Exercise prompt
Copy each record exactly as it reads, leaving out any pictures it holds.

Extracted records
┏━━

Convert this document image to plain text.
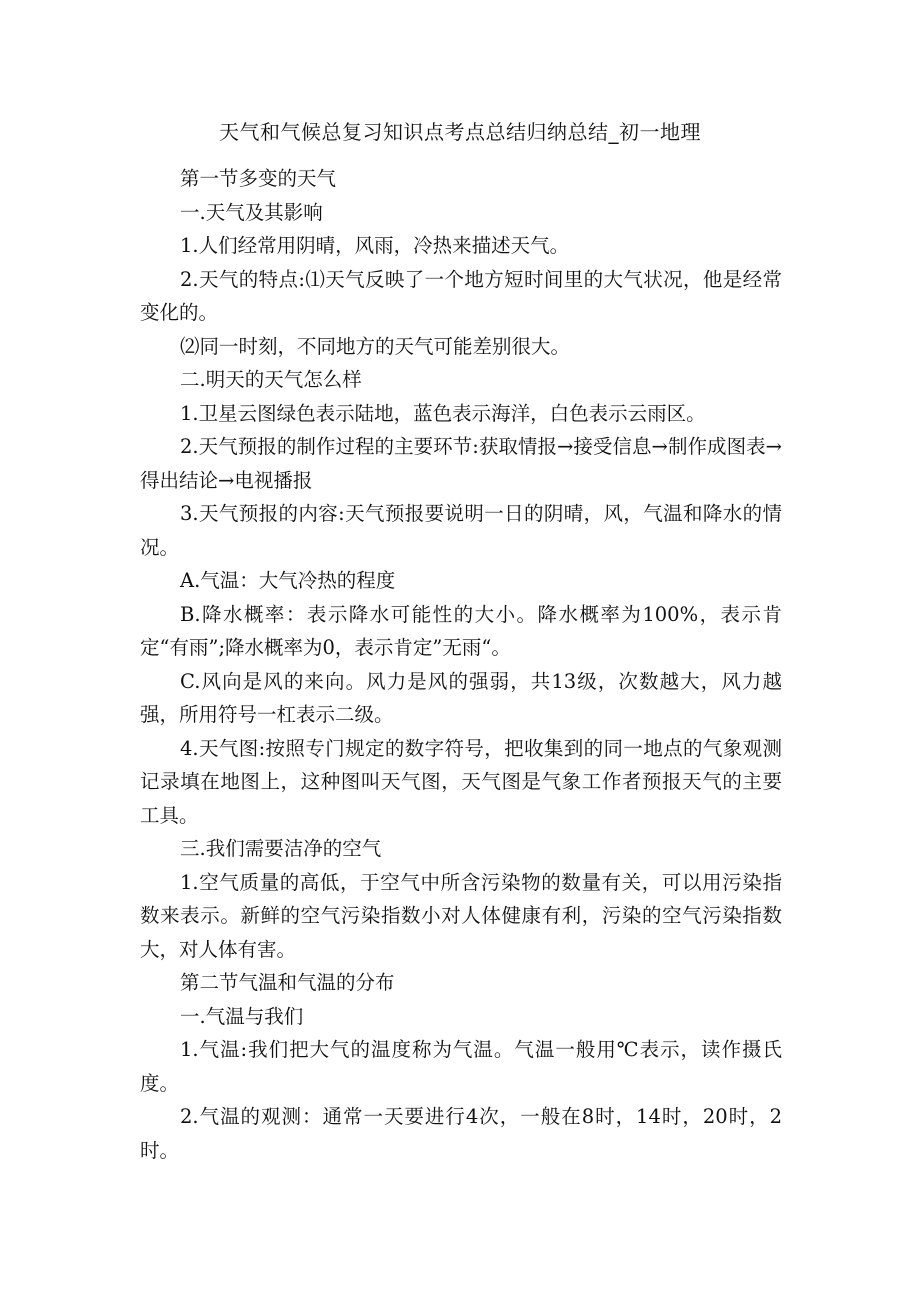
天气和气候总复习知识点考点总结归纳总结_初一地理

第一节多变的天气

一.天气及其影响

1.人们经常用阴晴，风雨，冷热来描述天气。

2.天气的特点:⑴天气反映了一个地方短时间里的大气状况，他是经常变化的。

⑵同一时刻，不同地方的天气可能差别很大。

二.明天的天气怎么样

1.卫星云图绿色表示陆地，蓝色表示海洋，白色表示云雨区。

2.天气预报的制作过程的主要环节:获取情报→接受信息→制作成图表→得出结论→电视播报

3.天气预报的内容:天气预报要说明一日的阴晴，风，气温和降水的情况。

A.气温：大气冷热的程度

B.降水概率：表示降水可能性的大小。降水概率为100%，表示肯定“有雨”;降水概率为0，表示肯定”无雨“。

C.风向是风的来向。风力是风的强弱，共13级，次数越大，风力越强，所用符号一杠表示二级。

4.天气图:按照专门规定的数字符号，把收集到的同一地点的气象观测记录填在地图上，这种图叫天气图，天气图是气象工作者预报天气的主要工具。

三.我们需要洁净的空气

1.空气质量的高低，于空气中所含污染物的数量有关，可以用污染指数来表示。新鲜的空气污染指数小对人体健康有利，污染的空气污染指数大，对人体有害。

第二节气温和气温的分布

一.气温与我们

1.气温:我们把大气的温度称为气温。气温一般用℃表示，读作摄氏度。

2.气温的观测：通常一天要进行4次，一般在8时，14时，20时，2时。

┗━━

Final answer
Convert this document image to plain text.
天气和气候总复习知识点考点总结归纳总结_初一地理

第一节多变的天气

一.天气及其影响

1.人们经常用阴晴，风雨，冷热来描述天气。

2.天气的特点:⑴天气反映了一个地方短时间里的大气状况，他是经常变化的。

⑵同一时刻，不同地方的天气可能差别很大。

二.明天的天气怎么样

1.卫星云图绿色表示陆地，蓝色表示海洋，白色表示云雨区。

2.天气预报的制作过程的主要环节:获取情报→接受信息→制作成图表→得出结论→电视播报

3.天气预报的内容:天气预报要说明一日的阴晴，风，气温和降水的情况。

A.气温：大气冷热的程度

B.降水概率：表示降水可能性的大小。降水概率为100%，表示肯定“有雨”;降水概率为0，表示肯定”无雨“。

C.风向是风的来向。风力是风的强弱，共13级，次数越大，风力越强，所用符号一杠表示二级。

4.天气图:按照专门规定的数字符号，把收集到的同一地点的气象观测记录填在地图上，这种图叫天气图，天气图是气象工作者预报天气的主要工具。

三.我们需要洁净的空气

1.空气质量的高低，于空气中所含污染物的数量有关，可以用污染指数来表示。新鲜的空气污染指数小对人体健康有利，污染的空气污染指数大，对人体有害。

第二节气温和气温的分布

一.气温与我们

1.气温:我们把大气的温度称为气温。气温一般用℃表示，读作摄氏度。

2.气温的观测：通常一天要进行4次，一般在8时，14时，20时，2时。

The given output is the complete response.